TO BE DONE -> Pick up the sermon below about Jesus overturning the tables in the temple and carry it on from its final sentence.

EXTRACT ->

March 8, 2015 Sermon: “When Jesus Got Angry”

March 9, 2015 by Todd Bowman

March 8, 2015

“When Jesus Got Angry”

The Rev. Maren Sonstegard-Spray

John 2:13-22

13 When it was almost time for the Jewish Passover, Jesus went up to Jerusalem. 14 In the temple courts he found people selling cattle, sheep and doves, and others sitting at tables exchanging money.  15 So he made a whip out of cords, and drove all from the temple courts, both sheep and cattle; he scattered the coins of the money changers and overturned their tables. 16 To those who sold doves he said, “Get these out of here! Stop turning my Father’s house into a market!” 17 His disciples remembered that it is written: “Zeal for your house will consume me.” 18 The Jews then responded to him, “What sign can you show us to prove your authority to do all this?” 19 Jesus answered them, “Destroy this temple, and I will raise it again in three days.” 20 They replied, “It has taken forty-six years to build this temple, and you are going to raise it in three days?” 21 But the temple he had spoken of was his body. 22 After he was raised from the dead, his disciples recalled what he had said. Then they believed the scripture and the words that Jesus had spoken.

There has a debate on the internet about the color of a certain dress.  Some people say that the dress is blue and black, and some people say that the dress is white and gold.

The New York Times article in the science section describes why this is so: “Our perception of color depends on interpreting the amount of light in a room or scene. When cues about the ambient light are missing, people may perceive the same color in different ways.”

Meaning that sometimes we can interpret the same scene in different ways depending on context.

So let’s take that idea and see if that can help us understand what is going on in our passage this morning.

We have no record of Jesus life from his early teens through his late twenties.  But here’s what we know.  We know that he was literate, he studied scripture with the teachers of the law.

We have this account of him in Luke’s gospel of when he was twelve years old, and we are told that every year his family made the pilgrimage to Jerusalem for the festival of the Passover.

Jesus gets left behind in Jerusalem after the festival is over and his panicked parents look for him for three days and finally find him in the temple, sitting among the teachers and asking them questions.  When his parents questioned him, he says why were you anxious?  Didn’t you know I would be in my father’s house?

GIVEN INFORMATION ->
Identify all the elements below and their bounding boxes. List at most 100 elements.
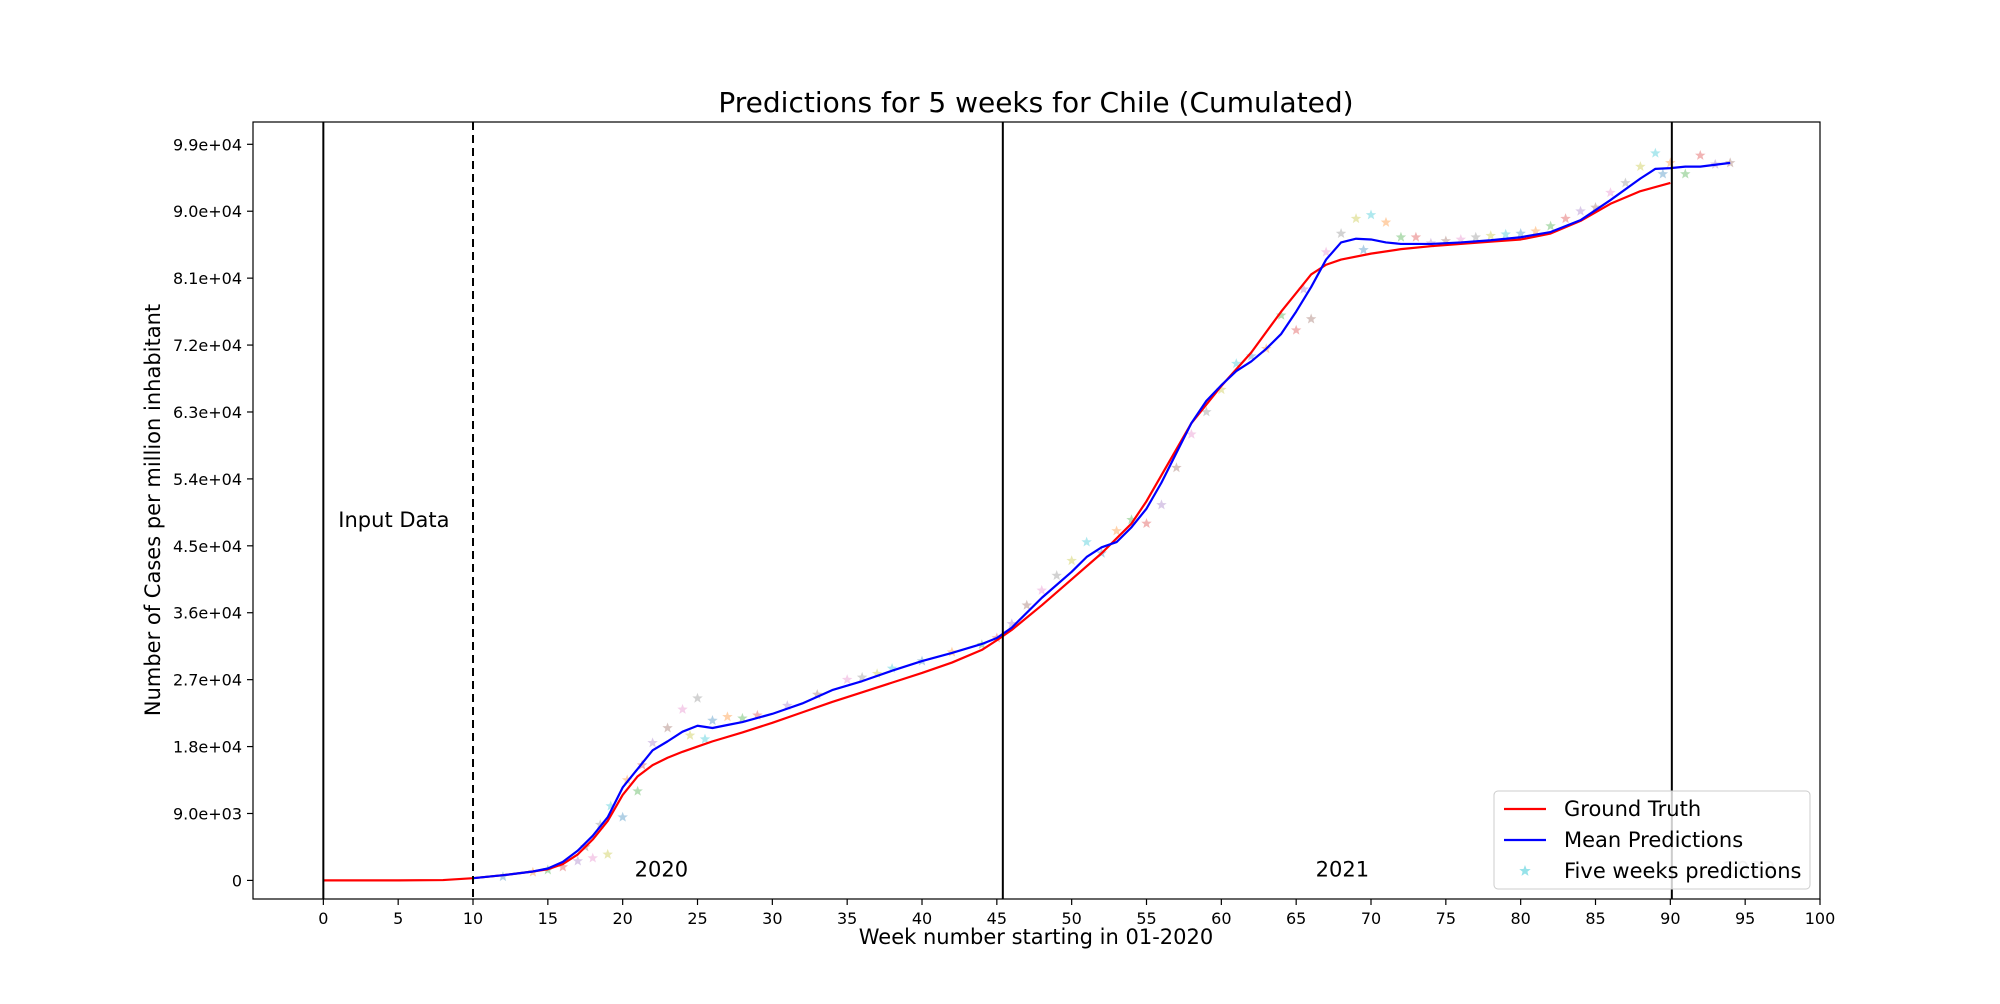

THE REPLY ->
Fast forward many years and Jesus has again returned to Jerusalem for the Passover Festival, as he would have done every year as a good Jew.  But this time things are different.  Something has changed.  He has seen the money changers and the sellers of the animals before – he might have even used their services before.  But this time he sees it differently.

It is helpful to know that the writer of the account, John, has placed this story of Jesus cleansing the temple at the very start of Jesus’ ministry.  The other writers of the Jesus’ biographies place this event at the end, right before his arrest.  In fact this is the event that tips the scales, that angers the religious leaders so much that they set out to arrest him and have him killed.

Not so with John, John tells us this story right after Jesus meets John the Baptist, and collects Peter and Andrew and Philip and Nathaniel.  And directly after Jesus has performed his first miracle of turning water into wine at the wedding in Cana.

It is important to understand here that the writers of the gospels were writing to share about Jesus’ life not precisely as a history, though there is a lot of history in there, but as a statement of faith about Jesus Christ the savior of the world and God’s chosen one, the Messiah.

As a statement of faith, John is putting this account of the temple cleansing right at the beginning because he wants us, the reader, to understand how profoundly crucial this event was to Jesus’ understanding of who he was and what he was supposed to do.  In John’s account it is not the temple cleansing that gets Jesus killed, it is raising Lazarus from the dead.

So if we understand that the temple cleansing is meant to tell us something truly important about Jesus’ identity then we need to look at it really carefully, and perhaps see the colors of it differently.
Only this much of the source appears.